==== TASK MATERIAL

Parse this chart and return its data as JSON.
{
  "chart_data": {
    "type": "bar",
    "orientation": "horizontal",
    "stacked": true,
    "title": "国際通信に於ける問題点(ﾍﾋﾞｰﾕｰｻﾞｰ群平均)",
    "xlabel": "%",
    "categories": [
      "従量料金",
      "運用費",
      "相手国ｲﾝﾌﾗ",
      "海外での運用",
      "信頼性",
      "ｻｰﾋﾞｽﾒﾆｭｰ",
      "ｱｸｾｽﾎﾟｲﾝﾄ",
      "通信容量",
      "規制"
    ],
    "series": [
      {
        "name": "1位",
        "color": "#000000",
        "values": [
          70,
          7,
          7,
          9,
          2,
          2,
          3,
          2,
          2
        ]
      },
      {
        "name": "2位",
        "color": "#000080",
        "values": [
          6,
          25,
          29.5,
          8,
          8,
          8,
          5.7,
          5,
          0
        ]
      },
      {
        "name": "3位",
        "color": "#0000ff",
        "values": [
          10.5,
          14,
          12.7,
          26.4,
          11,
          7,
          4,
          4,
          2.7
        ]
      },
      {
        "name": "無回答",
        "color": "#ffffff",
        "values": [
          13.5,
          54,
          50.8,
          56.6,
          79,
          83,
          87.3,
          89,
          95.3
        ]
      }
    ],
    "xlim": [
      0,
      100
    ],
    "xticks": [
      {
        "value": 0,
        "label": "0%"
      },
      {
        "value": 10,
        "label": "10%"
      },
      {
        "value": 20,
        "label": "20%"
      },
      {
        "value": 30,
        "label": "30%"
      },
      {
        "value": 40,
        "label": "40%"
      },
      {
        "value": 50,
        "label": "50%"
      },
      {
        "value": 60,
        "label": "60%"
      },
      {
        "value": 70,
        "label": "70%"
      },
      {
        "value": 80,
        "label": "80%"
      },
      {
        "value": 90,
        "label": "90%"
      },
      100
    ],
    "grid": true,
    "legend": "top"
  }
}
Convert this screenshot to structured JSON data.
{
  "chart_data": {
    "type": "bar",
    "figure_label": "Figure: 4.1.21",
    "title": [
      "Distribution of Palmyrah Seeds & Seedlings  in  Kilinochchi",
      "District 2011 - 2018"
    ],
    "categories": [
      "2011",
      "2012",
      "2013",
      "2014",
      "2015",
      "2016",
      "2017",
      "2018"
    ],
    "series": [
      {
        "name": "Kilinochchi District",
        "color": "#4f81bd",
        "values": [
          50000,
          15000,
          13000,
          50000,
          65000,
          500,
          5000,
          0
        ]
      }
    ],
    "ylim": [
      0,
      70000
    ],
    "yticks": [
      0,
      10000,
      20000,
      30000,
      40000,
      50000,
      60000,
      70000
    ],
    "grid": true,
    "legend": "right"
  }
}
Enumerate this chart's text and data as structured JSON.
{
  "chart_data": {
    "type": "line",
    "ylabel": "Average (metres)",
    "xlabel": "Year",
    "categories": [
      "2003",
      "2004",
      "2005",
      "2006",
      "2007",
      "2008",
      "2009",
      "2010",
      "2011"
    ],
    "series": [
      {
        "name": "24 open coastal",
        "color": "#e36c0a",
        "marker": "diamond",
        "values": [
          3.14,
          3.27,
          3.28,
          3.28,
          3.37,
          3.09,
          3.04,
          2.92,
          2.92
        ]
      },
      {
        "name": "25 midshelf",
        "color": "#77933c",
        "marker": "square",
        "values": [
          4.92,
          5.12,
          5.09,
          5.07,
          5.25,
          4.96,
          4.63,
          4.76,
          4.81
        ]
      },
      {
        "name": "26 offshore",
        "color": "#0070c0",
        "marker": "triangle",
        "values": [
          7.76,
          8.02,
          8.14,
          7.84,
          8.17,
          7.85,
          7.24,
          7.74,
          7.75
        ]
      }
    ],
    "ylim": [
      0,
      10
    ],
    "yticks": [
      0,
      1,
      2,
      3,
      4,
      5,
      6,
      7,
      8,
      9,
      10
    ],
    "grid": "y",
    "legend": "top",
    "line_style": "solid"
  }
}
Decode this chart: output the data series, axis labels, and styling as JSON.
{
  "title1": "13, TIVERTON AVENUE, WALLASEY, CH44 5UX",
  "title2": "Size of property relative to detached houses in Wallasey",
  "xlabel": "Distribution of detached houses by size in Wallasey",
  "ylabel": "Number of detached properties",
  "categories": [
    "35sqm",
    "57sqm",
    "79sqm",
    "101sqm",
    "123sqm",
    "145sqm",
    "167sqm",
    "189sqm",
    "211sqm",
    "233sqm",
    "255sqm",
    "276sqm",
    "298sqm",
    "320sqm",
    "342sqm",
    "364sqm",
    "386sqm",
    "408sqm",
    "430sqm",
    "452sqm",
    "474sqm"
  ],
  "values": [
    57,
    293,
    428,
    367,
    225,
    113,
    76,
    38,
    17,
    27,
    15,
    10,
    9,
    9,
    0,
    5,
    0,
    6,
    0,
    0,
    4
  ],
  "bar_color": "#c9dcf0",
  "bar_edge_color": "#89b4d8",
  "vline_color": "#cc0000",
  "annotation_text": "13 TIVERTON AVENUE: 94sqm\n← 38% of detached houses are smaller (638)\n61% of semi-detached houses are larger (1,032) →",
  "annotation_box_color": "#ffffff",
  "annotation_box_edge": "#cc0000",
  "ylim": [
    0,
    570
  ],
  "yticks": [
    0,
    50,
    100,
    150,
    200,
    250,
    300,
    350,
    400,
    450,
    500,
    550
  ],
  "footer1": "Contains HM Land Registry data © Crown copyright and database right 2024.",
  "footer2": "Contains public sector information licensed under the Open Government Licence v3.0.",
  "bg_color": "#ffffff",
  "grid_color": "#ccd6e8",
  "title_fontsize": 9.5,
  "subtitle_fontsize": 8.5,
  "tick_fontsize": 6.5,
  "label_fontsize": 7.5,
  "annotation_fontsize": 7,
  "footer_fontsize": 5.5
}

========

Pick out the lines above containing the word "District", then copy them.

      "District 2011 - 2018"
        "name": "Kilinochchi District",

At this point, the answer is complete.